(Saved entries)

──────────

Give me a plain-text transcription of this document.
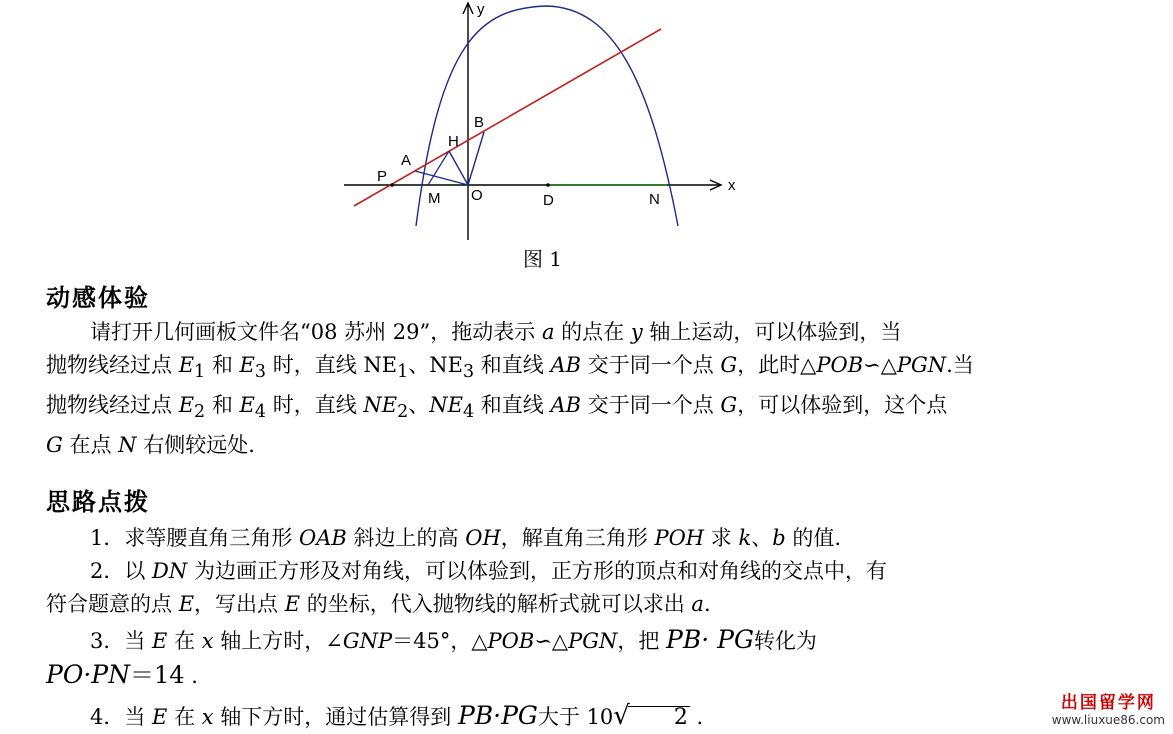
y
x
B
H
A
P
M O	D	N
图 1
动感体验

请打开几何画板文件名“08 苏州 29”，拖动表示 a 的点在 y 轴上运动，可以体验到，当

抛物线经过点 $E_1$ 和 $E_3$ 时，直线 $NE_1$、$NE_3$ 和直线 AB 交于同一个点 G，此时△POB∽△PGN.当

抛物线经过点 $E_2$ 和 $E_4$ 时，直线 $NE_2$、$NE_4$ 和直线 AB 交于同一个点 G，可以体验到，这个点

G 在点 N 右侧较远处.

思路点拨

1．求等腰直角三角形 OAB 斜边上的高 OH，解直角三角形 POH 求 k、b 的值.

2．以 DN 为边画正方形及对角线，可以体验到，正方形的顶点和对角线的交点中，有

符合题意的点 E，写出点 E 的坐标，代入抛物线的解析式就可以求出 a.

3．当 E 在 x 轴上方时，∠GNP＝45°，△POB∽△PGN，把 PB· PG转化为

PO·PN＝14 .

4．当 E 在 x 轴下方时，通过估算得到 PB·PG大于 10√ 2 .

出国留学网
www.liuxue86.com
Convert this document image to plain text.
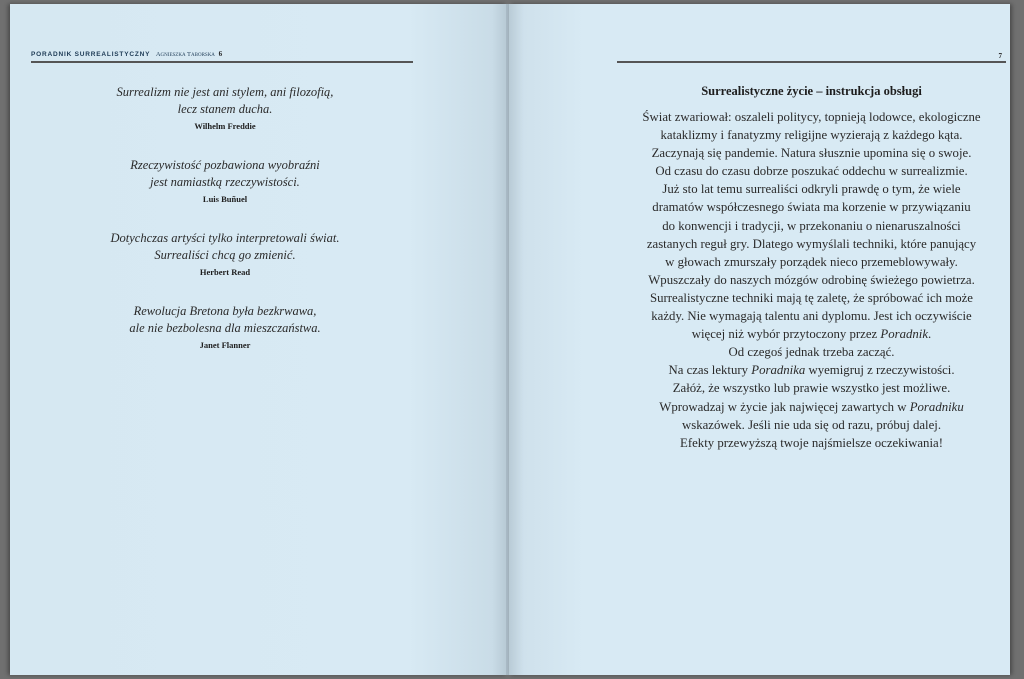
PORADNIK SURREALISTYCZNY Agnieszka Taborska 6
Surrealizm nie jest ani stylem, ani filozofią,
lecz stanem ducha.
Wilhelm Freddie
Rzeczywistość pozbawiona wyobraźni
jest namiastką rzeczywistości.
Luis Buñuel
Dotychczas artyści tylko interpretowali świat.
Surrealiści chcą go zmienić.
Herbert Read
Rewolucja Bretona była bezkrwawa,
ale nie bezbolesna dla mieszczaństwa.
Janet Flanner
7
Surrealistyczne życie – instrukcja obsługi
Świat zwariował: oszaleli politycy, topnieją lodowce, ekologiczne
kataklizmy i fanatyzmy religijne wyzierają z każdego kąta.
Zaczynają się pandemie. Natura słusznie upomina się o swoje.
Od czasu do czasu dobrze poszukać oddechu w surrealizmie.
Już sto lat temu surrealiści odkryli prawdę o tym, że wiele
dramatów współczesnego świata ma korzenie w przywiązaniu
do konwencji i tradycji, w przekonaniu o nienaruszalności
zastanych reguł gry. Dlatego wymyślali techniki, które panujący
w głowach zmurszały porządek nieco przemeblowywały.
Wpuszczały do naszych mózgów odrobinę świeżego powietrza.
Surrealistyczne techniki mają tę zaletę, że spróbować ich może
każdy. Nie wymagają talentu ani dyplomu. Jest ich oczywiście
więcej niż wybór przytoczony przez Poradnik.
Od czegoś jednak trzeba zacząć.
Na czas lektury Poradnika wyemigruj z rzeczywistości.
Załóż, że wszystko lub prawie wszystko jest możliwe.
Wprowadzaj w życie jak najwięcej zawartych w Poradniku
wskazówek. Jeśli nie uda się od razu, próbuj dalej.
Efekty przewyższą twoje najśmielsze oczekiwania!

──────────

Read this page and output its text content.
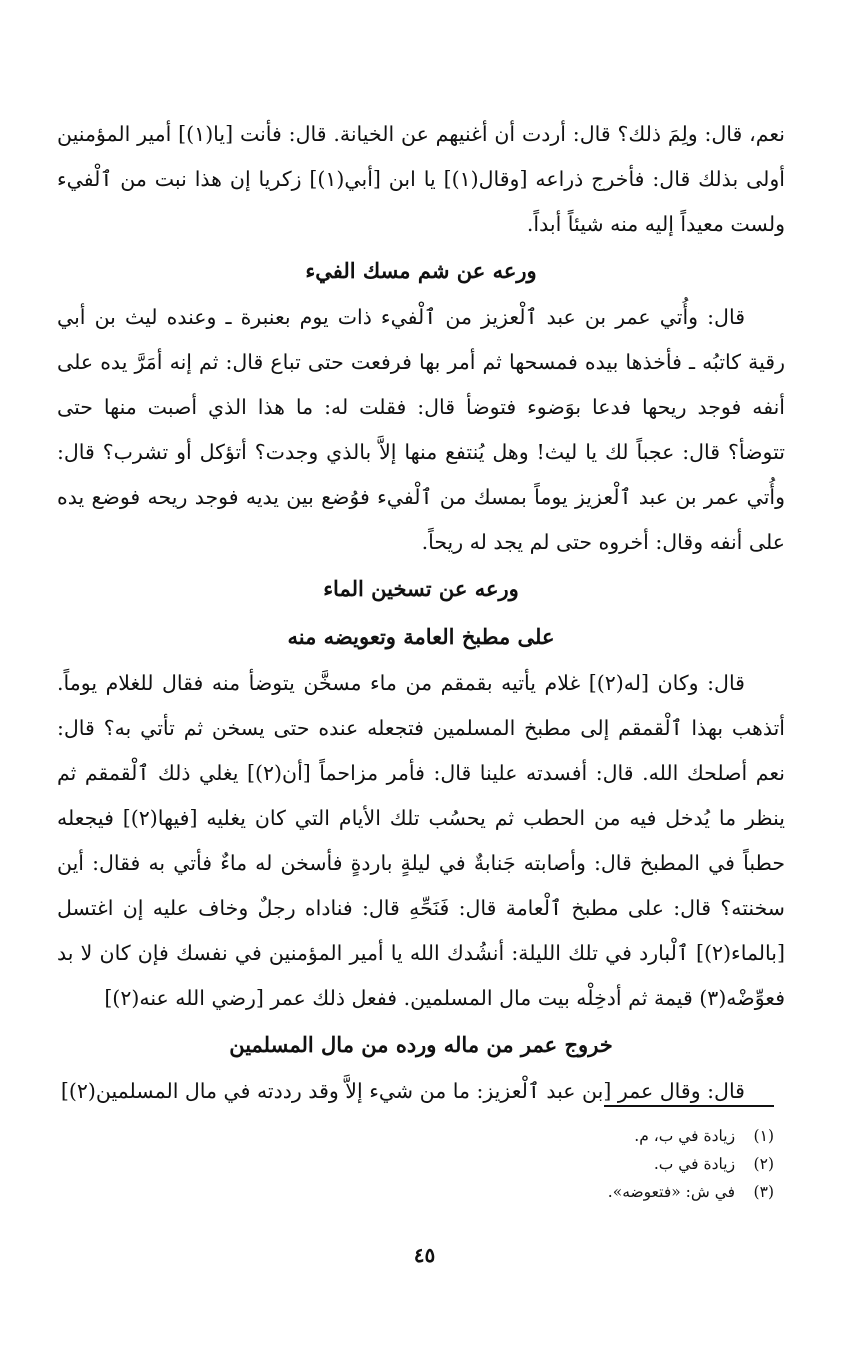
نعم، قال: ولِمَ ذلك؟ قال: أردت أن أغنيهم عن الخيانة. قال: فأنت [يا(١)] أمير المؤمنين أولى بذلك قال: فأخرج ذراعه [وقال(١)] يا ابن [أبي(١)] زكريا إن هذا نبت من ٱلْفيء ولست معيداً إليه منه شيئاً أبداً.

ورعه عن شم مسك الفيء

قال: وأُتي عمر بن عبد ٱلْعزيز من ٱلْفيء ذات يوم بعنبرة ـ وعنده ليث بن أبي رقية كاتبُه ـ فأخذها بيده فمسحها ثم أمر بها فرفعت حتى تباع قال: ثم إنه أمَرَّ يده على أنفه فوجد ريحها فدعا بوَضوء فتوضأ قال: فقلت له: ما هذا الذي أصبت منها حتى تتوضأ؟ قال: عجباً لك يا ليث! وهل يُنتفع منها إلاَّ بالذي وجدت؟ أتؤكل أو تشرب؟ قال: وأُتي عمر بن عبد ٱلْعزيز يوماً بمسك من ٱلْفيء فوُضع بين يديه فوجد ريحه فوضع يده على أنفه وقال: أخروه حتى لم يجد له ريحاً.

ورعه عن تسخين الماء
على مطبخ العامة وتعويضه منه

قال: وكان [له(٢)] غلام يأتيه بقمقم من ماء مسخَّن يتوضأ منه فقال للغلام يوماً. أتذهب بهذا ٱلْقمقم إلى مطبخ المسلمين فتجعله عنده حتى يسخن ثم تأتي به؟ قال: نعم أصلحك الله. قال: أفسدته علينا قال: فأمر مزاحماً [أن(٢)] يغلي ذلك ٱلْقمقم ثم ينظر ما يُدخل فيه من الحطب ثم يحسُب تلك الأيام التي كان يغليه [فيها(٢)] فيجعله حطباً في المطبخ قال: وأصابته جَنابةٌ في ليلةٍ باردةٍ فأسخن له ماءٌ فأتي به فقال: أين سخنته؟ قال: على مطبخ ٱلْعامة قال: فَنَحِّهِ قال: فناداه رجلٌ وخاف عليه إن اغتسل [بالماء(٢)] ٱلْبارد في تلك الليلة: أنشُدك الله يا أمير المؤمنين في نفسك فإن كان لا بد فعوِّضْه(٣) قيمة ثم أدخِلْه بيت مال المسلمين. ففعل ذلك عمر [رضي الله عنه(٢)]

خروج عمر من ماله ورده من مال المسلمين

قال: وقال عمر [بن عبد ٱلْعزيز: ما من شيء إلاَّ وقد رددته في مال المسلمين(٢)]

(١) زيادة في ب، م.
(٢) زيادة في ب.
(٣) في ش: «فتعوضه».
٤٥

──────────

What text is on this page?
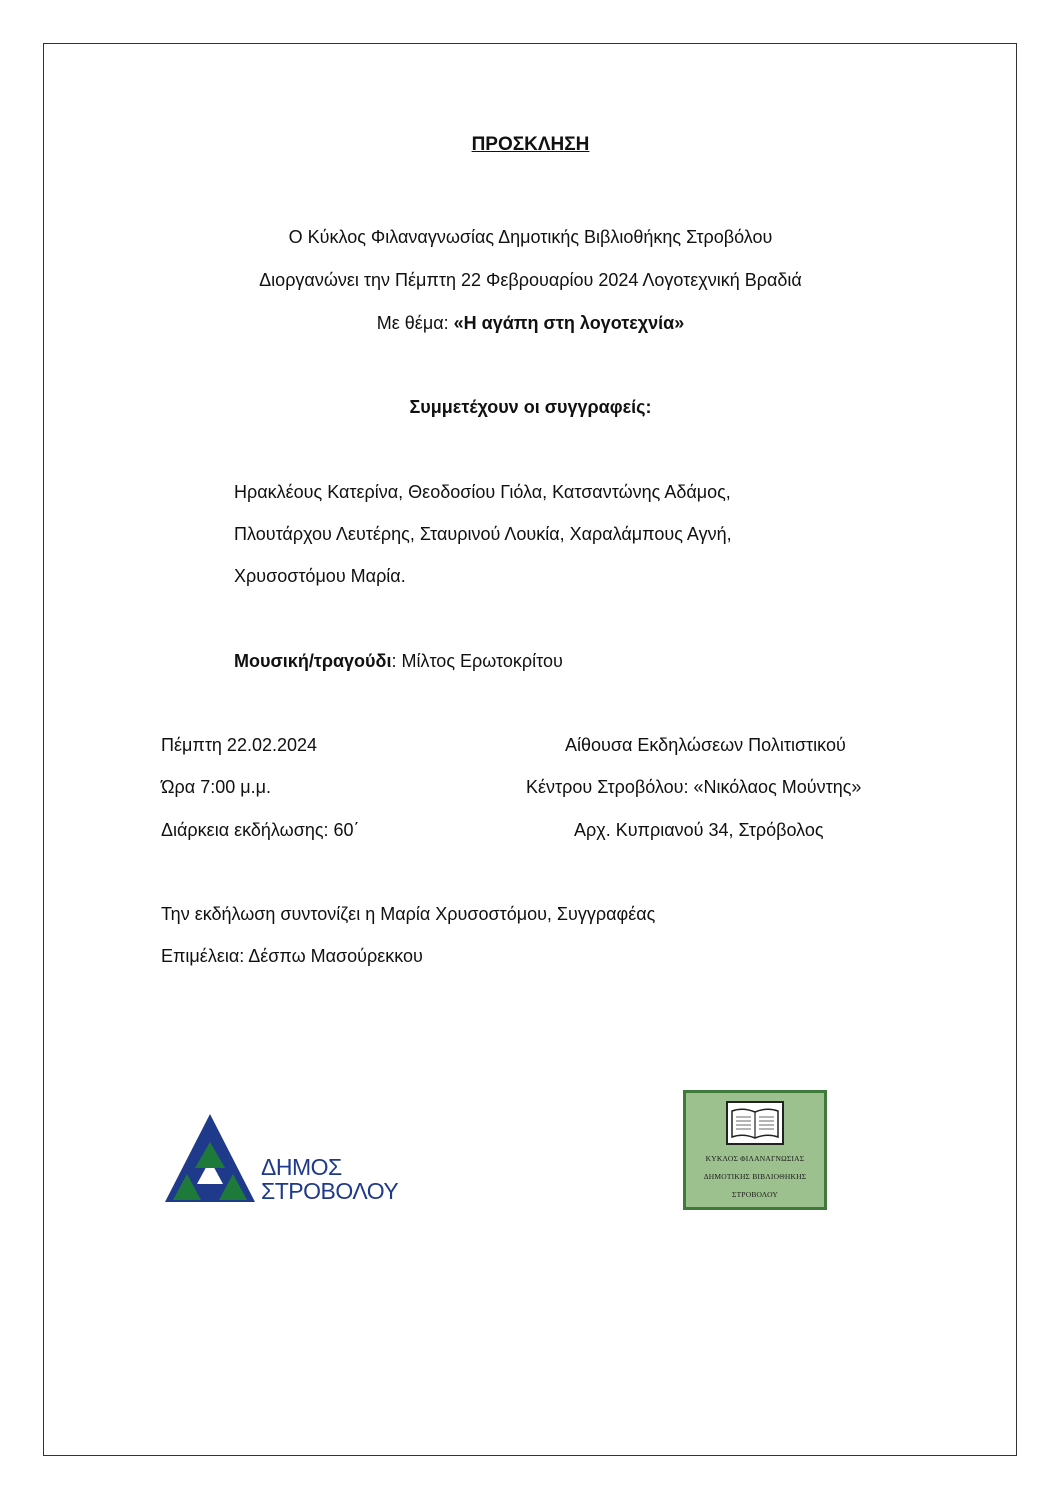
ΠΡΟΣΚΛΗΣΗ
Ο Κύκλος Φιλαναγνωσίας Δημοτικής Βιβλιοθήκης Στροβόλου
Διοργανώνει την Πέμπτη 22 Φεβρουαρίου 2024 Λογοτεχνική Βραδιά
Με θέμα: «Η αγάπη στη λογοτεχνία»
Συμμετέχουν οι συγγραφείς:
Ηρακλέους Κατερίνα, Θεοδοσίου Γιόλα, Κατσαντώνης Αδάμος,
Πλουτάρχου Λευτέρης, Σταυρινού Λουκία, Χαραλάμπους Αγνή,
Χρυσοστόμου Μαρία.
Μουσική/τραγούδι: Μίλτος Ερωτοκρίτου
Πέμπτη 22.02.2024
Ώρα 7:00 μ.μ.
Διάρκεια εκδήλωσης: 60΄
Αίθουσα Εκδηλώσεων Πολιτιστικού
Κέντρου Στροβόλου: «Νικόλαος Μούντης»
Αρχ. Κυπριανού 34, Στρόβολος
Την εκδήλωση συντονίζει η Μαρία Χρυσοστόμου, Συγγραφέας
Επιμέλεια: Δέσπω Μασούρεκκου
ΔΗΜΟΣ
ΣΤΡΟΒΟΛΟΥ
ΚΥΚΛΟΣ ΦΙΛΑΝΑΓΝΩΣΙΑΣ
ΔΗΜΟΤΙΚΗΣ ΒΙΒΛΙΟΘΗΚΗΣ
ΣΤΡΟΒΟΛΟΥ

──────────

→ Work to be completed
Scan the entries above and work out how many lines include the word "抛物线经过点"; the reply is that number alone.

→ Full response
2